▶ **Problem statement**
Filter these entries so that only lines with the word "maxQueryUsecs" remain.

◇ ◇ ◇ ◇ ◇

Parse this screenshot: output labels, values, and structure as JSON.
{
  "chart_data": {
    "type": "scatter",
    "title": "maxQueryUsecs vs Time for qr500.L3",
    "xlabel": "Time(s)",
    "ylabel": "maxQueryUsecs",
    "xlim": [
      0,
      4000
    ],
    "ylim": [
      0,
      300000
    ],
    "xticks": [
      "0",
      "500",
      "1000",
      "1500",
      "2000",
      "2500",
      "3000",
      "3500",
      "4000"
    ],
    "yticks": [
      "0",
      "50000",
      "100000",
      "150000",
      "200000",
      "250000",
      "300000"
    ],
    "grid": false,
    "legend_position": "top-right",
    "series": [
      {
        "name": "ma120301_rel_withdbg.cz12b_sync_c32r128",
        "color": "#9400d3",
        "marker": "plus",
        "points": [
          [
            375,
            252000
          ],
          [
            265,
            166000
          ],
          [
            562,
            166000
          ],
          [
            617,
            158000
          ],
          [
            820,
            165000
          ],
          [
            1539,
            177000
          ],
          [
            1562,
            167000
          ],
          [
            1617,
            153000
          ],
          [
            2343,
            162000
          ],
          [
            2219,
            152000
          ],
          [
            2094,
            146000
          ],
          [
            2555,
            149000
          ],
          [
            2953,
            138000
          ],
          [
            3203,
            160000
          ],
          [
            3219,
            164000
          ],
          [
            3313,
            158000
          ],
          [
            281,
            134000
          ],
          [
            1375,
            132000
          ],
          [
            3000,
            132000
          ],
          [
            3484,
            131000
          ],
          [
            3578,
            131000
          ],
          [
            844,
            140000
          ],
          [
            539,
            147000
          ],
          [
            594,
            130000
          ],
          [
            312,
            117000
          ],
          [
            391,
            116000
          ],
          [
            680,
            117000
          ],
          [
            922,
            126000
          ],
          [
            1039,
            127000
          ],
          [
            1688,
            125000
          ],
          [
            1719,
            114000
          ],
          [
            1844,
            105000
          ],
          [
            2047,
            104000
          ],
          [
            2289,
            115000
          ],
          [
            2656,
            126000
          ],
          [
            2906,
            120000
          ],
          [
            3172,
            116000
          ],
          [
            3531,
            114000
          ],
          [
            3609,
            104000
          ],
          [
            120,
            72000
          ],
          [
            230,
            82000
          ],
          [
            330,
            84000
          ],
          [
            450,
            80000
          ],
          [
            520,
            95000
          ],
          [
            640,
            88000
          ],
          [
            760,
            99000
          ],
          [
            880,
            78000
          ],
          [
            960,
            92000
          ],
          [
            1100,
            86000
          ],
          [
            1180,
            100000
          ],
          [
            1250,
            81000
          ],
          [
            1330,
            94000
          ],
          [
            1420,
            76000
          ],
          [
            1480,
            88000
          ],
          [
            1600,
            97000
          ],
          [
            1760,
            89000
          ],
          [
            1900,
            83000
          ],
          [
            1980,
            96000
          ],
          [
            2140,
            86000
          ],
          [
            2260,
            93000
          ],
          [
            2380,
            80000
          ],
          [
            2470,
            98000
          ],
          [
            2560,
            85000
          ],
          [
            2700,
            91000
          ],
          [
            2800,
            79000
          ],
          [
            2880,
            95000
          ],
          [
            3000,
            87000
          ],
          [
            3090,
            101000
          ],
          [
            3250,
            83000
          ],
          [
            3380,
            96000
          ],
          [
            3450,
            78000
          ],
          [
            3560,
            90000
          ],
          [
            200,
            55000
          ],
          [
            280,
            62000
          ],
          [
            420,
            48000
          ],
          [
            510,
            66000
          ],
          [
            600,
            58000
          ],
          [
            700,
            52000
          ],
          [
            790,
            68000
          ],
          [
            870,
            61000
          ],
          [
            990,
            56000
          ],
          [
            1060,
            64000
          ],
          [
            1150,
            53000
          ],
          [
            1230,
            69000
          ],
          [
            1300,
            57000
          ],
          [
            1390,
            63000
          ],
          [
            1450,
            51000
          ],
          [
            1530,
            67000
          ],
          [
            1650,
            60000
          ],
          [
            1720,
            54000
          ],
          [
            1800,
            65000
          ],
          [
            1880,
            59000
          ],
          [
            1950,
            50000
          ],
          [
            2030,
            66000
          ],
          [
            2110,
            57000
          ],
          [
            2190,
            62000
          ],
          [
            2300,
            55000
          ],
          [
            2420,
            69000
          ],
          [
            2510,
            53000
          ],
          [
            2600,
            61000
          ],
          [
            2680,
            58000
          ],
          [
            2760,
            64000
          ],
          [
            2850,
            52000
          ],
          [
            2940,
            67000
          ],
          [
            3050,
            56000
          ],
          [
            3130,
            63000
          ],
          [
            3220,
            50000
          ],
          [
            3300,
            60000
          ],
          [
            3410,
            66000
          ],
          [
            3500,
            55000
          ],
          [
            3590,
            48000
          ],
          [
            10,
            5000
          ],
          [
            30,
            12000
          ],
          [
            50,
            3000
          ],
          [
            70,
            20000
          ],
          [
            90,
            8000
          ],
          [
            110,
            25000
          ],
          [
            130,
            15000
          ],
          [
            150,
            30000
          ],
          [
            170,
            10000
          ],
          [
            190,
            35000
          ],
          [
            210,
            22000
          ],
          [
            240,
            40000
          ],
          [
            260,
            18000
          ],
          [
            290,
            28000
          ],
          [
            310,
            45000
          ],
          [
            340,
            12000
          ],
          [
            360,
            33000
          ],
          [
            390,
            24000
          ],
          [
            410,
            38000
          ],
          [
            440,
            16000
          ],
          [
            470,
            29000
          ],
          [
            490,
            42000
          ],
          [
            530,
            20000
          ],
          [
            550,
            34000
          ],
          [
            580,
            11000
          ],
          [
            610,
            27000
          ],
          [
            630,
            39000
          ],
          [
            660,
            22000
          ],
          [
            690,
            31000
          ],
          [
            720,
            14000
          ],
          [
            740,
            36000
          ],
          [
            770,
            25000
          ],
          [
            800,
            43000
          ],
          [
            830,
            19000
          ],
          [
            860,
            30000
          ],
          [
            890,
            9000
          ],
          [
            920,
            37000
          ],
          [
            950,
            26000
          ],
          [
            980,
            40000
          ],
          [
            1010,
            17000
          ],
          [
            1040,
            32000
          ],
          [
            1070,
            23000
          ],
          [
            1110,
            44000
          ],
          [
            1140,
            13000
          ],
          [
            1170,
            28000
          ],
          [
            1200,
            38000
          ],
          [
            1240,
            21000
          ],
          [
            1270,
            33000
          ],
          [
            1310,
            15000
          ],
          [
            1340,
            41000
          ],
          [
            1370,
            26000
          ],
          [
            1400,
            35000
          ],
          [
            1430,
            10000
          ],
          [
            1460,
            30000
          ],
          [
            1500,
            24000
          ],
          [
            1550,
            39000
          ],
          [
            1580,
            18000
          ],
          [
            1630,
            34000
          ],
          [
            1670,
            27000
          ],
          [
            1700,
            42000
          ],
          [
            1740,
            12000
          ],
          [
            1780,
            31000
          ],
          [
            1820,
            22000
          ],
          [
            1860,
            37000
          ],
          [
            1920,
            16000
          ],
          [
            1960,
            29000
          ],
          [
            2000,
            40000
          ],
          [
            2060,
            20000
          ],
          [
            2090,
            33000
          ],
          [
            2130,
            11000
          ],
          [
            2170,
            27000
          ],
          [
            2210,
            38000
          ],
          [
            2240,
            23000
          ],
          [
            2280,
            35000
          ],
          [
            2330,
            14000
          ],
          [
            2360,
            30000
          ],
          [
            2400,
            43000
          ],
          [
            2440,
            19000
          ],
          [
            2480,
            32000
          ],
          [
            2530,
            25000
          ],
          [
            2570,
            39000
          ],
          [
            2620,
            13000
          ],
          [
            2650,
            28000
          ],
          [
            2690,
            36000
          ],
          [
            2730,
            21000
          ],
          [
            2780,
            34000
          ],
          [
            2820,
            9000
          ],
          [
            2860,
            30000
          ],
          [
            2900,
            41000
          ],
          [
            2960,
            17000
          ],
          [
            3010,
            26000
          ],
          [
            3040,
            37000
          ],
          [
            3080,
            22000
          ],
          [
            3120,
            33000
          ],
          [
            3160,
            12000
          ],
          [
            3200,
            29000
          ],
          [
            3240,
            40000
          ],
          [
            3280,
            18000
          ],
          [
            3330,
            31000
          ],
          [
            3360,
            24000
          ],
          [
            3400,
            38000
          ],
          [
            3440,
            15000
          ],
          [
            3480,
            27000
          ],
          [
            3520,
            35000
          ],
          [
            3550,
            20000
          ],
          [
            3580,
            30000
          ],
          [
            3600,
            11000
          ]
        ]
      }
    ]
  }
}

◇ ◇ ◇ ◇ ◇

▶ **Expected answer**
    "title": "maxQueryUsecs vs Time for qr500.L3",
    "ylabel": "maxQueryUsecs",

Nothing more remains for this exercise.